Work out the number of lines containing "duquel". Give that number alone.

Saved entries
——————————
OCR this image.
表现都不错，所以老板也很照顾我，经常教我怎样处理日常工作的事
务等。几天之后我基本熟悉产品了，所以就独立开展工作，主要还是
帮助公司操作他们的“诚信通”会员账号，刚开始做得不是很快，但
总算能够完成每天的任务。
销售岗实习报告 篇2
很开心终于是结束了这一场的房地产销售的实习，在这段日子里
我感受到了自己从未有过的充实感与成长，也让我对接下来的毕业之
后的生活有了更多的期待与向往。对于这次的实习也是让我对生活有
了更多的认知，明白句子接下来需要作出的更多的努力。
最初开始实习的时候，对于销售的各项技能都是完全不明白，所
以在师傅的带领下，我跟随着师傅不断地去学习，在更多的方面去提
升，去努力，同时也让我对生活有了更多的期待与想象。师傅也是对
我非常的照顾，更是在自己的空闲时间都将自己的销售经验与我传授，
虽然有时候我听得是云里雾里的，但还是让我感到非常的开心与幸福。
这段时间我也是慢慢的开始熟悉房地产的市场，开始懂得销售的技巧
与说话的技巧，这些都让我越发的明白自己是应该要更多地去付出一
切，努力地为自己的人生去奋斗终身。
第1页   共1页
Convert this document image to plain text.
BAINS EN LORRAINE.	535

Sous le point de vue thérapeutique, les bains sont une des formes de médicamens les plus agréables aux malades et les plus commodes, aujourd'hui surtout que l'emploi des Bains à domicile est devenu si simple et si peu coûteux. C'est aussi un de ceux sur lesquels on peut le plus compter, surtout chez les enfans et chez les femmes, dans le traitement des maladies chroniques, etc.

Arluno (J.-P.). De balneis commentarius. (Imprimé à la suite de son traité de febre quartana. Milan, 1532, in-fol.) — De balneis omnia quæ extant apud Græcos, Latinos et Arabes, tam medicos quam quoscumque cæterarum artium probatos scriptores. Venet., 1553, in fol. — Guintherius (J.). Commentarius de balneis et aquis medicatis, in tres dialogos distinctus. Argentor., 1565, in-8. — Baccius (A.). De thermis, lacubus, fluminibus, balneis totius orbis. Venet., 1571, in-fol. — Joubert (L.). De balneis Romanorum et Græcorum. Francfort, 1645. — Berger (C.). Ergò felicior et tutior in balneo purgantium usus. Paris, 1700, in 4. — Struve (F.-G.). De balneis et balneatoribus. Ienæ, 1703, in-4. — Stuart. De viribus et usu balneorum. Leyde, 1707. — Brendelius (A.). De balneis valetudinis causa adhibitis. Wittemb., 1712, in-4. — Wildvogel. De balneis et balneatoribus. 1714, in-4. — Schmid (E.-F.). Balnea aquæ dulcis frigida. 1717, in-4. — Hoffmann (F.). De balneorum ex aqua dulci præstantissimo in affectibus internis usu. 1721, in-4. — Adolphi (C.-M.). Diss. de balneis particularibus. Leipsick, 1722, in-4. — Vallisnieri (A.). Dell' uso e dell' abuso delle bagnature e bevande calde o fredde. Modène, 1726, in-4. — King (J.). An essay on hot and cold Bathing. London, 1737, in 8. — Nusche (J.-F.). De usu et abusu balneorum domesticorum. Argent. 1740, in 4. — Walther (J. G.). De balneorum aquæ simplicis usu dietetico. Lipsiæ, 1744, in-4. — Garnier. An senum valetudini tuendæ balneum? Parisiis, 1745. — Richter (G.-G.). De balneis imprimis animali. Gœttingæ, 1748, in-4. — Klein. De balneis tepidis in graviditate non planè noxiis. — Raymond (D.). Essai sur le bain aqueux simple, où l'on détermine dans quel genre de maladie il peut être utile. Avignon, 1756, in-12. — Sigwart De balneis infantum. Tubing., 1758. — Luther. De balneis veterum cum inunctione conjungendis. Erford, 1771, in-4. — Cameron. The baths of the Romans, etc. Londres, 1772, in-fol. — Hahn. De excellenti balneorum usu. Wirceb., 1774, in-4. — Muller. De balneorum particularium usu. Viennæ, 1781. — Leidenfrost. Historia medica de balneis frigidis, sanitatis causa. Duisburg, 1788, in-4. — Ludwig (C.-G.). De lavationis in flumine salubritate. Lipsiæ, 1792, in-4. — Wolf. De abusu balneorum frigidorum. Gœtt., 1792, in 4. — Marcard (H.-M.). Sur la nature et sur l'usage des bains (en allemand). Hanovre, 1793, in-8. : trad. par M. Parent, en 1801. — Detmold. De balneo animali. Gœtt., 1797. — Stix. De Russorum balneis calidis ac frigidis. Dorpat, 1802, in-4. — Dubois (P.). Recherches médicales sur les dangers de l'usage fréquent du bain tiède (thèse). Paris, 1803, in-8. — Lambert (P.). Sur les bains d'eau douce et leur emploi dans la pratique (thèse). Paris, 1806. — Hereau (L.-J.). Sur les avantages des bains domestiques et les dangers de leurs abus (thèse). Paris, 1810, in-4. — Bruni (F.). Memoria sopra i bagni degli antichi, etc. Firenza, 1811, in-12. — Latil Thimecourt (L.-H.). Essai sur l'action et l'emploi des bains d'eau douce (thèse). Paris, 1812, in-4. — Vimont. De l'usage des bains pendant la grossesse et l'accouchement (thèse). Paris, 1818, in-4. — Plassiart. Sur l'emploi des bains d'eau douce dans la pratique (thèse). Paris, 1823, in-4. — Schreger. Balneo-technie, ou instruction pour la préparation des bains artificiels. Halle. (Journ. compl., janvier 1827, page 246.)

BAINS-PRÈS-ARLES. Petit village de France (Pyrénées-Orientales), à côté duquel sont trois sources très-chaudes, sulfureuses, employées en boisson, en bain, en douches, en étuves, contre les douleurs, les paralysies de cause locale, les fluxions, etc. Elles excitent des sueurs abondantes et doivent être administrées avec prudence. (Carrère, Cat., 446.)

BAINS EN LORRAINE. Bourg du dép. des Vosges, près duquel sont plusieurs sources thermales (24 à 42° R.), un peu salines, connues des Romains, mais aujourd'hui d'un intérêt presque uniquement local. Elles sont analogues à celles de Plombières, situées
——————————
Task output:
2